## DATA SUPPLIED
══════════

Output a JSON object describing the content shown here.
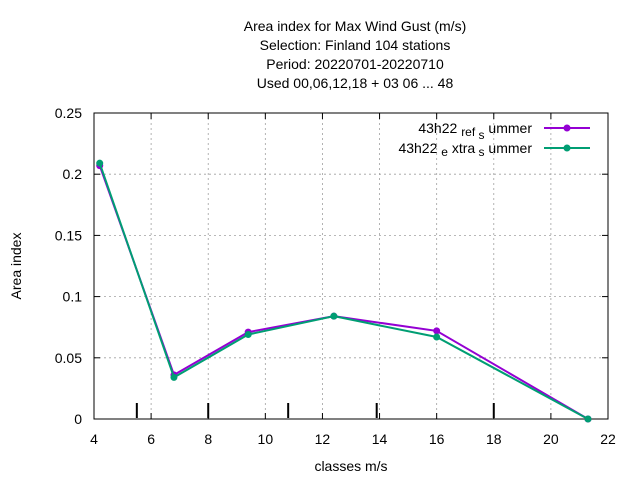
{
  "chart_data": {
    "type": "line",
    "title_lines": [
      "Area index  for Max Wind Gust (m/s)",
      "Selection: Finland    104 stations",
      "Period: 20220701-20220710",
      "Used  00,06,12,18  + 03 06 ... 48"
    ],
    "xlabel": "classes m/s",
    "ylabel": "Area index",
    "xlim": [
      4,
      22
    ],
    "ylim": [
      0,
      0.25
    ],
    "x_ticks": [
      4,
      6,
      8,
      10,
      12,
      14,
      16,
      18,
      20,
      22
    ],
    "x_tick_labels": [
      "4",
      "6",
      "8",
      "10",
      "12",
      "14",
      "16",
      "18",
      "20",
      "22"
    ],
    "y_ticks": [
      0,
      0.05,
      0.1,
      0.15,
      0.2,
      0.25
    ],
    "y_tick_labels": [
      "0",
      "0.05",
      "0.1",
      "0.15",
      "0.2",
      "0.25"
    ],
    "grid": true,
    "legend_position": "top-right",
    "class_markers": [
      5.5,
      8,
      10.8,
      13.9,
      18
    ],
    "series": [
      {
        "name": "43h22_ref_summer",
        "legend_parts": [
          "43h22",
          "ref",
          "s",
          "ummer"
        ],
        "color": "#9400d3",
        "x": [
          4.2,
          6.8,
          9.4,
          12.4,
          16.0,
          21.3
        ],
        "y": [
          0.207,
          0.036,
          0.071,
          0.084,
          0.072,
          0.0
        ]
      },
      {
        "name": "43h22_extra_summer",
        "legend_parts": [
          "43h22",
          "e",
          "xtra",
          "s",
          "ummer"
        ],
        "color": "#009e73",
        "x": [
          4.2,
          6.8,
          9.4,
          12.4,
          16.0,
          21.3
        ],
        "y": [
          0.209,
          0.034,
          0.069,
          0.084,
          0.067,
          0.0
        ]
      }
    ]
  }
}
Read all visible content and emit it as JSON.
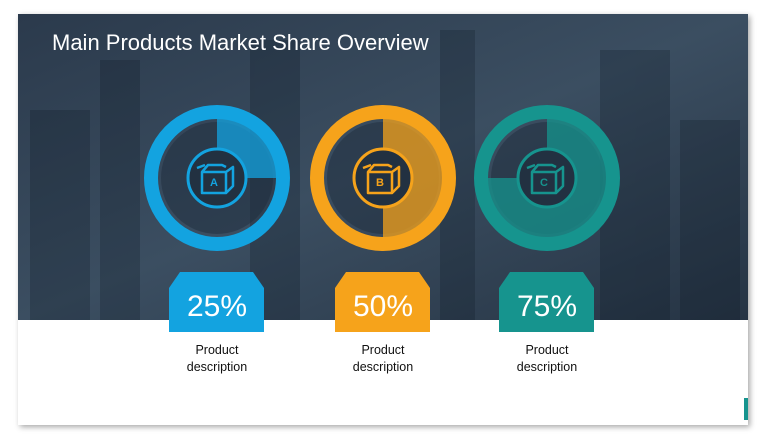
{
  "title": "Main Products Market Share Overview",
  "chart_data": [
    {
      "type": "donut",
      "label": "A",
      "values": [
        25
      ],
      "value_labels": [
        "25%"
      ],
      "description": "Product description",
      "color": "#13a3e0"
    },
    {
      "type": "donut",
      "label": "B",
      "values": [
        50
      ],
      "value_labels": [
        "50%"
      ],
      "description": "Product description",
      "color": "#f6a31b"
    },
    {
      "type": "donut",
      "label": "C",
      "values": [
        75
      ],
      "value_labels": [
        "75%"
      ],
      "description": "Product description",
      "color": "#16948e"
    }
  ]
}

══════════

## STATED PROBLEM
Write out the lines of the listing from the one that holds "Read all visible content and emit it as JSON." to the very last line, both included, exactly as they appear and without any pictures.

## RESPONSE TO THE EXERCISE
Read all visible content and emit it as JSON.
{
  "title": "Main Products Market Share Overview",
  "chart_data": [
    {
      "type": "donut",
      "label": "A",
      "values": [
        25
      ],
      "value_labels": [
        "25%"
      ],
      "description": "Product description",
      "color": "#13a3e0"
    },
    {
      "type": "donut",
      "label": "B",
      "values": [
        50
      ],
      "value_labels": [
        "50%"
      ],
      "description": "Product description",
      "color": "#f6a31b"
    },
    {
      "type": "donut",
      "label": "C",
      "values": [
        75
      ],
      "value_labels": [
        "75%"
      ],
      "description": "Product description",
      "color": "#16948e"
    }
  ]
}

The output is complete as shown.